* **WHAT YOU SHOULD DO**
In the lines below, how many hold the word "benedictum"? Answer only with the number.

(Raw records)
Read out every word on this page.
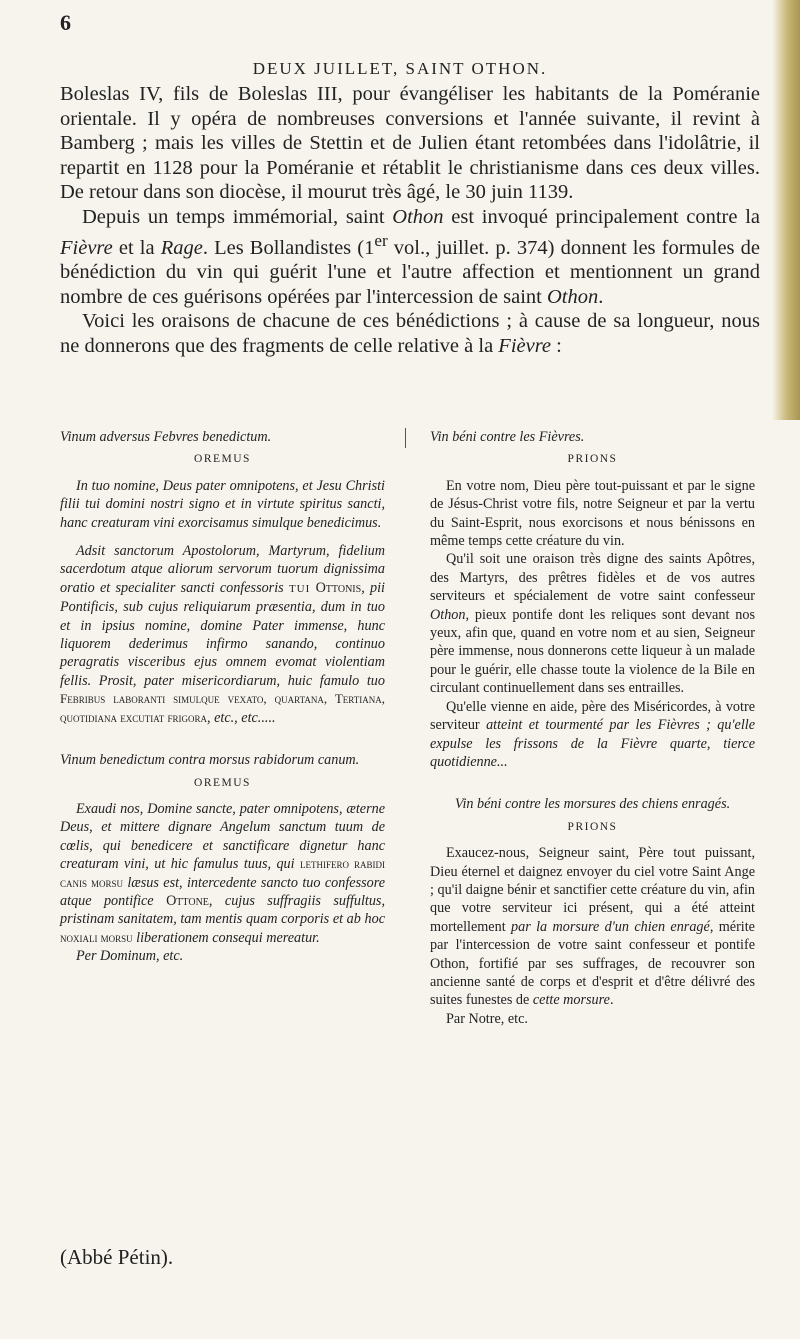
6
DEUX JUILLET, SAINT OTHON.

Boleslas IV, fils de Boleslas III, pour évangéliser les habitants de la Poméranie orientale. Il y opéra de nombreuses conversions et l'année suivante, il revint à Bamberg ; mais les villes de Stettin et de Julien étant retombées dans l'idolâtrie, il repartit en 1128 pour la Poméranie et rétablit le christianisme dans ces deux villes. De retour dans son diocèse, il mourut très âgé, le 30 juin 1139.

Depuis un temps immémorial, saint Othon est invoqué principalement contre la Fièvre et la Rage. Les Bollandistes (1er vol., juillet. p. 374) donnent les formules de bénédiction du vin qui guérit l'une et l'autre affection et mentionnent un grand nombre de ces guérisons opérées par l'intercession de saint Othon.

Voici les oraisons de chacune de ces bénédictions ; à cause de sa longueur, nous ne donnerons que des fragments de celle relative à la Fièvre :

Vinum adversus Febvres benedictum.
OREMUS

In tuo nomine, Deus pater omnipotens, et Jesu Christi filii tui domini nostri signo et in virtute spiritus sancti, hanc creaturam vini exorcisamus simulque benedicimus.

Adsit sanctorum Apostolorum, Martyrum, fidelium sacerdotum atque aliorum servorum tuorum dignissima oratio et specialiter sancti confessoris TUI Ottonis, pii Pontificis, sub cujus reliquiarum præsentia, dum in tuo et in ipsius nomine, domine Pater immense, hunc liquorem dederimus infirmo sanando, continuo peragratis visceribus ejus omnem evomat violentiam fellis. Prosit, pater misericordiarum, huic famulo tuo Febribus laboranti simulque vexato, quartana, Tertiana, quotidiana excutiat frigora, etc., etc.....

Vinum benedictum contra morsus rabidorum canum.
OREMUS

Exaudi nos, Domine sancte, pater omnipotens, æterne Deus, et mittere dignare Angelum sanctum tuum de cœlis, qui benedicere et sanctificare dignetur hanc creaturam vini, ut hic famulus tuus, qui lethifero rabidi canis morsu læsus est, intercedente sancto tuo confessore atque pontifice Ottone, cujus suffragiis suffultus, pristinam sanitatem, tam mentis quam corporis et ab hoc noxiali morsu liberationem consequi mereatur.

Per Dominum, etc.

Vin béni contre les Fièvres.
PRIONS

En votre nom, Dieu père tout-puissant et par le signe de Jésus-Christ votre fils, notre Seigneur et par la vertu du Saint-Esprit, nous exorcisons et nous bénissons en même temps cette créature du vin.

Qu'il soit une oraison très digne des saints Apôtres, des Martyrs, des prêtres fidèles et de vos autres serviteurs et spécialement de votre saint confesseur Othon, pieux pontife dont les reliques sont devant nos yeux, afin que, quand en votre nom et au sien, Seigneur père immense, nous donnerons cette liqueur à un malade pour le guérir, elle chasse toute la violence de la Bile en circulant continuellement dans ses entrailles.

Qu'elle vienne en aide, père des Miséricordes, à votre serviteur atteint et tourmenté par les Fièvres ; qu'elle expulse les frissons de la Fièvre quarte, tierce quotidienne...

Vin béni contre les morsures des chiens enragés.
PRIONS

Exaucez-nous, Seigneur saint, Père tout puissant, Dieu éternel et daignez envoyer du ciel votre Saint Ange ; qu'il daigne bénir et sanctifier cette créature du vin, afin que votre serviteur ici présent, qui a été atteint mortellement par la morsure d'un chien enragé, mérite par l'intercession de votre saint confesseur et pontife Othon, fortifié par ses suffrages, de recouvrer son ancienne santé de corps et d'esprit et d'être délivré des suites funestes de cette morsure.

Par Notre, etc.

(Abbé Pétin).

* **THE RESPONSE**
2